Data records
****
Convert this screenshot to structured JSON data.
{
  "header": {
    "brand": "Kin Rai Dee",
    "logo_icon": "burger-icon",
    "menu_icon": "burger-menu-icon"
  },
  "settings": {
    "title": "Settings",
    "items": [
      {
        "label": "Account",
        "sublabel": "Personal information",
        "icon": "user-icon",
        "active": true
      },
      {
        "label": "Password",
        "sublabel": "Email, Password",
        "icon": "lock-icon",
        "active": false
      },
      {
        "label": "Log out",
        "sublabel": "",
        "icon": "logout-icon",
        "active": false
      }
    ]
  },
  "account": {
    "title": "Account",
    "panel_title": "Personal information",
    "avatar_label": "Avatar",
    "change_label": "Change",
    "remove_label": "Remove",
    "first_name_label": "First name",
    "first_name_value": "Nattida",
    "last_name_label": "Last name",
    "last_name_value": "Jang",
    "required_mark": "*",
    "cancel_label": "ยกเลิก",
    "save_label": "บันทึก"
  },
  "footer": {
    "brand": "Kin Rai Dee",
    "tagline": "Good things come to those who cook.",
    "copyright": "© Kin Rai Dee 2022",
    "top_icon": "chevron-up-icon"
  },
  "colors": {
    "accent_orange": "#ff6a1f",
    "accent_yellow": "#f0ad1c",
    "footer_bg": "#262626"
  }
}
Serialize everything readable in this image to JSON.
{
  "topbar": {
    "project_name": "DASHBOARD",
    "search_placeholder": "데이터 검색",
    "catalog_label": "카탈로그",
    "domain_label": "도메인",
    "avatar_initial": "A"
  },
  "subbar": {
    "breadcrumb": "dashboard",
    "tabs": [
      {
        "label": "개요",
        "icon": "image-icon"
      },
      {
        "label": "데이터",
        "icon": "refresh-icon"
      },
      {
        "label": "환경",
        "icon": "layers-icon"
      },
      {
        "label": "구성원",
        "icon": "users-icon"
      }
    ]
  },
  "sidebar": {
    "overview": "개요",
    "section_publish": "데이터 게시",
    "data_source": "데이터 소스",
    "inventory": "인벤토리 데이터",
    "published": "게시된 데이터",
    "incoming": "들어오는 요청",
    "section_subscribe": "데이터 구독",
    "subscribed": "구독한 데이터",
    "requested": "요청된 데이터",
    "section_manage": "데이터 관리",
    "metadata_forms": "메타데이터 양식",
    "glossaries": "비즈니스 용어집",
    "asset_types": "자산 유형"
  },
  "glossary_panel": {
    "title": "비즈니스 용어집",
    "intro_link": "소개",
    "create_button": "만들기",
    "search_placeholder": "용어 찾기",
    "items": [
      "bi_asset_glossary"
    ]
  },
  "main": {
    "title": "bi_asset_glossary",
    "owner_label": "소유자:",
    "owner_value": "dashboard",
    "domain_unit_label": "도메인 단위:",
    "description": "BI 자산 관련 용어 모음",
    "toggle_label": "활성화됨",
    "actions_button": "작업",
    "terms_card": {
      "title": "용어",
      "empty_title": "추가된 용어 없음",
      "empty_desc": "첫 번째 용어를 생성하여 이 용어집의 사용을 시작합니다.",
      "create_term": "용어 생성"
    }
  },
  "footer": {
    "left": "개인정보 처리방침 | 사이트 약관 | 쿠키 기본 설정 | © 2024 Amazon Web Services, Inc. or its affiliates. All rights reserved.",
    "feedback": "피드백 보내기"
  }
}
****
> _Stated task_: Copy the material above verbatim.

> _Complete output_:
Convert this screenshot to structured JSON data.
{
  "header": {
    "brand": "Kin Rai Dee",
    "logo_icon": "burger-icon",
    "menu_icon": "burger-menu-icon"
  },
  "settings": {
    "title": "Settings",
    "items": [
      {
        "label": "Account",
        "sublabel": "Personal information",
        "icon": "user-icon",
        "active": true
      },
      {
        "label": "Password",
        "sublabel": "Email, Password",
        "icon": "lock-icon",
        "active": false
      },
      {
        "label": "Log out",
        "sublabel": "",
        "icon": "logout-icon",
        "active": false
      }
    ]
  },
  "account": {
    "title": "Account",
    "panel_title": "Personal information",
    "avatar_label": "Avatar",
    "change_label": "Change",
    "remove_label": "Remove",
    "first_name_label": "First name",
    "first_name_value": "Nattida",
    "last_name_label": "Last name",
    "last_name_value": "Jang",
    "required_mark": "*",
    "cancel_label": "ยกเลิก",
    "save_label": "บันทึก"
  },
  "footer": {
    "brand": "Kin Rai Dee",
    "tagline": "Good things come to those who cook.",
    "copyright": "© Kin Rai Dee 2022",
    "top_icon": "chevron-up-icon"
  },
  "colors": {
    "accent_orange": "#ff6a1f",
    "accent_yellow": "#f0ad1c",
    "footer_bg": "#262626"
  }
}
Serialize everything readable in this image to JSON.
{
  "topbar": {
    "project_name": "DASHBOARD",
    "search_placeholder": "데이터 검색",
    "catalog_label": "카탈로그",
    "domain_label": "도메인",
    "avatar_initial": "A"
  },
  "subbar": {
    "breadcrumb": "dashboard",
    "tabs": [
      {
        "label": "개요",
        "icon": "image-icon"
      },
      {
        "label": "데이터",
        "icon": "refresh-icon"
      },
      {
        "label": "환경",
        "icon": "layers-icon"
      },
      {
        "label": "구성원",
        "icon": "users-icon"
      }
    ]
  },
  "sidebar": {
    "overview": "개요",
    "section_publish": "데이터 게시",
    "data_source": "데이터 소스",
    "inventory": "인벤토리 데이터",
    "published": "게시된 데이터",
    "incoming": "들어오는 요청",
    "section_subscribe": "데이터 구독",
    "subscribed": "구독한 데이터",
    "requested": "요청된 데이터",
    "section_manage": "데이터 관리",
    "metadata_forms": "메타데이터 양식",
    "glossaries": "비즈니스 용어집",
    "asset_types": "자산 유형"
  },
  "glossary_panel": {
    "title": "비즈니스 용어집",
    "intro_link": "소개",
    "create_button": "만들기",
    "search_placeholder": "용어 찾기",
    "items": [
      "bi_asset_glossary"
    ]
  },
  "main": {
    "title": "bi_asset_glossary",
    "owner_label": "소유자:",
    "owner_value": "dashboard",
    "domain_unit_label": "도메인 단위:",
    "description": "BI 자산 관련 용어 모음",
    "toggle_label": "활성화됨",
    "actions_button": "작업",
    "terms_card": {
      "title": "용어",
      "empty_title": "추가된 용어 없음",
      "empty_desc": "첫 번째 용어를 생성하여 이 용어집의 사용을 시작합니다.",
      "create_term": "용어 생성"
    }
  },
  "footer": {
    "left": "개인정보 처리방침 | 사이트 약관 | 쿠키 기본 설정 | © 2024 Amazon Web Services, Inc. or its affiliates. All rights reserved.",
    "feedback": "피드백 보내기"
  }
}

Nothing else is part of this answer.